┌─ Extract
How to Make an American Quilt

“But how do you merge into this thing called COUPLE, and still keep a little room for yourself?
And how do we even know if we’re only supposed to be with one person for the rest of our lives?”

In recent years, there has been renewed interest in seeking the answer to these questions asked by Finn, Winona Ryder’s character in the movie, How to Make an American Quilt. The past two decades have seen many different interpretations of what marriage can mean; leaving a cynicism about the value of lifelong commitment. Lifetime commitment seems next to impossible, and ‘serial monogamy’ is a common thread running through today’s society. A young woman seeks honesty and openness about this institution which forms society’s tradition for male and female relationship; for she has come to fear that the individual cost to herself within the institution might be too high.

Piecing together the promises made in a marriage resembles piecing together the squares in a quilt. They can be joined together without thought, without intimacy and continuity, or they can be joined together in a way that becomes sacrament, a living covenant of people sharing in the process of creating the memories and life stories found within its border. What is the future of lifelong marriage? Is it an impossible dream? Or can we, both women and men, come to value its meaning in a new way – carefully selecting the quality pieces of tradition while interweaving the basic human right to be ourselves, without apology or guilt, and to be treated as equals.

How to Make an American Quilt invites the honesty and openness of all those involved in the couple’s life. Each patch within the quilt represents the story of the older women in the group-their joys and sorrows, their failures to stand up for themselves when exploited and, most important of all, their ability to forgive and move forward in their lives. The experienced quilter, Anna, reminds the group that this is a Love Quilt, a Story Quilt of the Life Before, and none of the squares can detract from the others. ‘We will follow the rules of design!’, she cautions. The young novice quilter, her daughter, poses the paradox of marriage, ‘Sometimes you have to break the rules to keep the work alive.’ For some the commitment ends because one partner removes themselves from the pattern of the quilt; and for some the stitches remain connected, and a new life stage begins to unfold. Emma, who has lived in a marriage of broken rules for thirty years, is ready to leave yet finds a way to forgive and move forward with her life.

“Young lovers seek perfection –

Old lovers learn the art of sewing shreds together and seeing beauty in a multiplicity of patches.”

Image from Pixabay

The art of sewing shreds together needs the guidance of those who say they value marriage and families. Too often those who struggle with piecing together the promises made in marriage feel alone in their journey. There is a silence within our religions where we are taught that marriage is a living sacrament – a sign of God’s presence in the world.
└─
Tasks to perform
1 – Answer these questions from the essay above:
(a) Whose character asks the questions quoted at the start, and who plays her?
(b) What does Anna remind the group the quilt is?
(c) For how long has Emma lived in a marriage of broken rules?
2 – Repeat word for word the part of the essay that opens with the words containing "The art of sewing shreds together needs" and closes with "in the world.".
┌─ Records
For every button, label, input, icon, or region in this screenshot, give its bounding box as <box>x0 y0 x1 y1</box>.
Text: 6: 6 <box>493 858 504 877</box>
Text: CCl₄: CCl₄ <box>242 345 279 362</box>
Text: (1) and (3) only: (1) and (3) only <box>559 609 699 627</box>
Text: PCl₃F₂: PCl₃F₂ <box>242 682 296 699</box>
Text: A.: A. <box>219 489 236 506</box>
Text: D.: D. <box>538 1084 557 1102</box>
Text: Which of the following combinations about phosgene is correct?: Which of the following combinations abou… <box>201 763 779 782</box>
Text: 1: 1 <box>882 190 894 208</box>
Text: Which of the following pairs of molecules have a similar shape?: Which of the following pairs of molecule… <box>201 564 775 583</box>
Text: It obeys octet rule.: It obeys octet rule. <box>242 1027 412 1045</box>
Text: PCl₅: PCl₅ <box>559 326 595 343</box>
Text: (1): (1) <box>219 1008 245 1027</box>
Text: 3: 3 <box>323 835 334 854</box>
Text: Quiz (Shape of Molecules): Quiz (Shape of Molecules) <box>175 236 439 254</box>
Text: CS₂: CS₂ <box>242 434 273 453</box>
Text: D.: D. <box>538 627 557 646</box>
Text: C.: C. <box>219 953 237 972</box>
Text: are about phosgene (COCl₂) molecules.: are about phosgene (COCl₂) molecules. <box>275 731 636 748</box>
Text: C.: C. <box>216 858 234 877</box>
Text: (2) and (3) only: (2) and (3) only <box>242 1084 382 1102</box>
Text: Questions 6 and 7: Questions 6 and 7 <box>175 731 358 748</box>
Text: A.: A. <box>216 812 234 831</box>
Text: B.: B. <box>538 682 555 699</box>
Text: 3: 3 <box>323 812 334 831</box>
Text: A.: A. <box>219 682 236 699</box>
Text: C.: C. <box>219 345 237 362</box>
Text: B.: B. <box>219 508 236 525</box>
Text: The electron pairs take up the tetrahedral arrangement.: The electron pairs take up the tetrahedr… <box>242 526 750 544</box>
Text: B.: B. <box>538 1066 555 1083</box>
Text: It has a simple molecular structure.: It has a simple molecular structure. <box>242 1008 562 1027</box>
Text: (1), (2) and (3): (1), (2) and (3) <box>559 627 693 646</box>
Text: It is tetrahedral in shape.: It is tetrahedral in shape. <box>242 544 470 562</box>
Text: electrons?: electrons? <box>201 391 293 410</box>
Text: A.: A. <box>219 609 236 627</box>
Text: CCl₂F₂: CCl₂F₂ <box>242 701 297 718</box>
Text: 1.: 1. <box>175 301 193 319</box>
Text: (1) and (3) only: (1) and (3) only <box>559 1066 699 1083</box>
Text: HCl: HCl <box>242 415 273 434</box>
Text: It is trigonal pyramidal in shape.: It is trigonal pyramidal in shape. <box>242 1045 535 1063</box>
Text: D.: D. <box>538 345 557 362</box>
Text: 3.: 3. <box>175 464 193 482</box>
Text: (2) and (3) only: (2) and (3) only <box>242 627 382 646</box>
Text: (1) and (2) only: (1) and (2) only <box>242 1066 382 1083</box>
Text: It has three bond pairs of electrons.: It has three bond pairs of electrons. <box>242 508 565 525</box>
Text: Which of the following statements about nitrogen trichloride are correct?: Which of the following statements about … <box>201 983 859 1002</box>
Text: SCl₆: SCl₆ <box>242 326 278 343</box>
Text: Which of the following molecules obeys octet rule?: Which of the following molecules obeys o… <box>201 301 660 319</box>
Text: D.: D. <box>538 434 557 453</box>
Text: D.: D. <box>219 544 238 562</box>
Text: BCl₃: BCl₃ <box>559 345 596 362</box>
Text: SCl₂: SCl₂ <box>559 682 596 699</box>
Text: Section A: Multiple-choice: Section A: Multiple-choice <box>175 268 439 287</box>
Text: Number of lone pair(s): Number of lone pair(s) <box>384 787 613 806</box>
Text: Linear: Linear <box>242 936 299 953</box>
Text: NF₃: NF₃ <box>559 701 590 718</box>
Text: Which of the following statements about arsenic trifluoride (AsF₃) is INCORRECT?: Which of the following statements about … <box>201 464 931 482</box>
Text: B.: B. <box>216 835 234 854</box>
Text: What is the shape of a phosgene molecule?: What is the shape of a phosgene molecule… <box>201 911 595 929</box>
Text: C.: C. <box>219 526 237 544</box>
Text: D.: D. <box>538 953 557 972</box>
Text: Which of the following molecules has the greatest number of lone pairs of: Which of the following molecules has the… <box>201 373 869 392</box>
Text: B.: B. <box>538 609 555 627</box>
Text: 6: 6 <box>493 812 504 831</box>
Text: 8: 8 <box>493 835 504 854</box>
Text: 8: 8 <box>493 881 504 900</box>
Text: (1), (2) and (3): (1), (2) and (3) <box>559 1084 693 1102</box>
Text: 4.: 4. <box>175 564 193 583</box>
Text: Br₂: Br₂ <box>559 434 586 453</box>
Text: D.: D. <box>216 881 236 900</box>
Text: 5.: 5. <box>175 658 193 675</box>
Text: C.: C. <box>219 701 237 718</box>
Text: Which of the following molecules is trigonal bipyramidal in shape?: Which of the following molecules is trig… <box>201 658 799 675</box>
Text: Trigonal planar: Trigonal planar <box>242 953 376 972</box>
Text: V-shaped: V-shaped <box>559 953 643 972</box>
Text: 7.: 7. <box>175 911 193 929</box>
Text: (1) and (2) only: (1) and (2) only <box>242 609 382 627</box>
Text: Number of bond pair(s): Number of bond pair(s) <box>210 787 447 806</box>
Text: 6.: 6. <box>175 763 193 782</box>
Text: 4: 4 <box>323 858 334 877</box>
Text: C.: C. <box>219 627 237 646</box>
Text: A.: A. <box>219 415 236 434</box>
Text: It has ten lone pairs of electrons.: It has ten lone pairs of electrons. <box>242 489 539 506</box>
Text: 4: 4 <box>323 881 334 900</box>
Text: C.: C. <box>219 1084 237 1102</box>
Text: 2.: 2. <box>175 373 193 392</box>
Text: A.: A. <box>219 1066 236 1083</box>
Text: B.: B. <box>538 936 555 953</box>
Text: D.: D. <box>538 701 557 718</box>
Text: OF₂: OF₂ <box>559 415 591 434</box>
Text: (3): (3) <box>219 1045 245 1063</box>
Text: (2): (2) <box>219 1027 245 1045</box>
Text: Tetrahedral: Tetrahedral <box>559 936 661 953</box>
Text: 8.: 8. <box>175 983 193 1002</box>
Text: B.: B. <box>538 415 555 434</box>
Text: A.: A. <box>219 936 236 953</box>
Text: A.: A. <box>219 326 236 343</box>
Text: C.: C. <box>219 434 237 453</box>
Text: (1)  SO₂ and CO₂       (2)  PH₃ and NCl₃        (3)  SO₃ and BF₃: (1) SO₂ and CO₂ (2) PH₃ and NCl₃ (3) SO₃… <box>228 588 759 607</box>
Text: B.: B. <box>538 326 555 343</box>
└─
Results by task
1 –
(a) The questions come from Finn, Winona Ryder's character.
(b) A Love Quilt, a Story Quilt of the Life Before.
(c) Thirty years.

2 –
The art of sewing shreds together needs the guidance of those who say they value marriage and families. Too often those who struggle with piecing together the promises made in marriage feel alone in their journey. There is a silence within our religions where we are taught that marriage is a living sacrament – a sign of God’s presence in the world.